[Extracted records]
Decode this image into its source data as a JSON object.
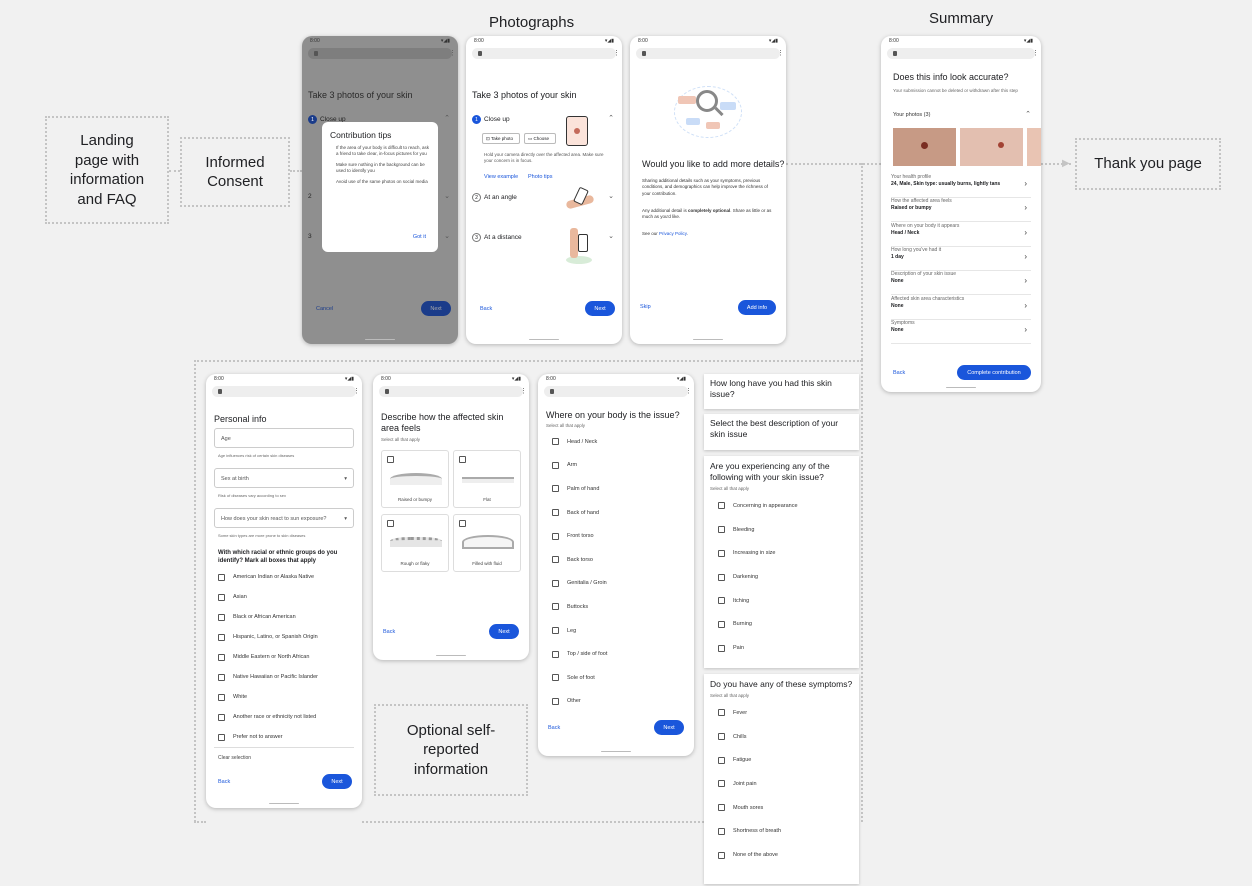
{
  "labels": {
    "photographs": "Photographs",
    "summary": "Summary",
    "landing": "Landing page with information and FAQ",
    "consent": "Informed Consent",
    "thank_you": "Thank you page",
    "optional": "Optional self-reported information"
  },
  "status_time": "8:00",
  "screen_tips": {
    "title": "Take 3 photos of your skin",
    "step1": "Close up",
    "step2_num": "2",
    "step3_num": "3",
    "dialog_title": "Contribution tips",
    "tip1": "If the area of your body is difficult to reach, ask a friend to take clear, in-focus pictures for you",
    "tip2": "Make sure nothing in the background can be used to identify you",
    "tip3": "Avoid use of the same photos on social media",
    "got_it": "Got it",
    "cancel": "Cancel",
    "next": "Next"
  },
  "screen_photos": {
    "title": "Take 3 photos of your skin",
    "step1": "Close up",
    "take_photo": "Take photo",
    "choose": "Choose",
    "instructions": "Hold your camera directly over the affected area. Make sure your concern is in focus.",
    "view_example": "View example",
    "photo_tips": "Photo tips",
    "step2": "At an angle",
    "step3": "At a distance",
    "back": "Back",
    "next": "Next"
  },
  "screen_details": {
    "title": "Would you like to add more details?",
    "p1": "Sharing additional details such as your symptoms, previous conditions, and demographics can help improve the richness of your contribution.",
    "p2a": "Any additional detail is ",
    "p2b": "completely optional",
    "p2c": ". Share as little or as much as you'd like.",
    "p3a": "See our ",
    "p3b": "Privacy Policy",
    "p3c": ".",
    "skip": "Skip",
    "add_info": "Add info"
  },
  "screen_summary": {
    "title": "Does this info look accurate?",
    "subtitle": "Your submission cannot be deleted or withdrawn after this step",
    "your_photos": "Your photos (3)",
    "rows": [
      {
        "t": "Your health profile",
        "v": "24, Male, Skin type: usually burns, lightly tans"
      },
      {
        "t": "How the affected area feels",
        "v": "Raised or bumpy"
      },
      {
        "t": "Where on your body it appears",
        "v": "Head / Neck"
      },
      {
        "t": "How long you've had it",
        "v": "1 day"
      },
      {
        "t": "Description of your skin issue",
        "v": "None"
      },
      {
        "t": "Affected skin area characteristics",
        "v": "None"
      },
      {
        "t": "Symptoms",
        "v": "None"
      }
    ],
    "back": "Back",
    "complete": "Complete contribution"
  },
  "screen_personal": {
    "title": "Personal info",
    "age": "Age",
    "age_hint": "Age influences risk of certain skin diseases",
    "sex": "Sex at birth",
    "sex_hint": "Risk of diseases vary according to sex",
    "sun": "How does your skin react to sun exposure?",
    "sun_hint": "Some skin types are more prone to skin diseases",
    "ethnic_q": "With which racial or ethnic groups do you identify? Mark all boxes that apply",
    "options": [
      "American Indian or Alaska Native",
      "Asian",
      "Black or African American",
      "Hispanic, Latino, or Spanish Origin",
      "Middle Eastern or North African",
      "Native Hawaiian or Pacific Islander",
      "White",
      "Another race or ethnicity not listed",
      "Prefer not to answer"
    ],
    "clear": "Clear selection",
    "back": "Back",
    "next": "Next"
  },
  "screen_feel": {
    "title": "Describe how the affected skin area feels",
    "sub": "Select all that apply",
    "opts": [
      "Raised or bumpy",
      "Flat",
      "Rough or flaky",
      "Filled with fluid"
    ],
    "back": "Back",
    "next": "Next"
  },
  "screen_where": {
    "title": "Where on your body is the issue?",
    "sub": "Select all that apply",
    "opts": [
      "Head / Neck",
      "Arm",
      "Palm of hand",
      "Back of hand",
      "Front torso",
      "Back torso",
      "Genitalia / Groin",
      "Buttocks",
      "Leg",
      "Top / side of foot",
      "Sole of foot",
      "Other"
    ],
    "back": "Back",
    "next": "Next"
  },
  "cards": {
    "how_long": "How long have you had this skin issue?",
    "description": "Select the best description of your skin issue",
    "experiencing": "Are you experiencing any of the following with your skin issue?",
    "experiencing_sub": "Select all that apply",
    "experiencing_opts": [
      "Concerning in appearance",
      "Bleeding",
      "Increasing in size",
      "Darkening",
      "Itching",
      "Burning",
      "Pain"
    ],
    "symptoms": "Do you have any of these symptoms?",
    "symptoms_sub": "Select all that apply",
    "symptoms_opts": [
      "Fever",
      "Chills",
      "Fatigue",
      "Joint pain",
      "Mouth sores",
      "Shortness of breath",
      "None of the above"
    ]
  }
}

Do this: Extract from the data every line where "that" shows up.

Response below:
    "ethnic_q": "With which racial or ethnic groups do you identify? Mark all boxes that apply",
    "sub": "Select all that apply",
    "sub": "Select all that apply",
    "experiencing_sub": "Select all that apply",
    "symptoms_sub": "Select all that apply",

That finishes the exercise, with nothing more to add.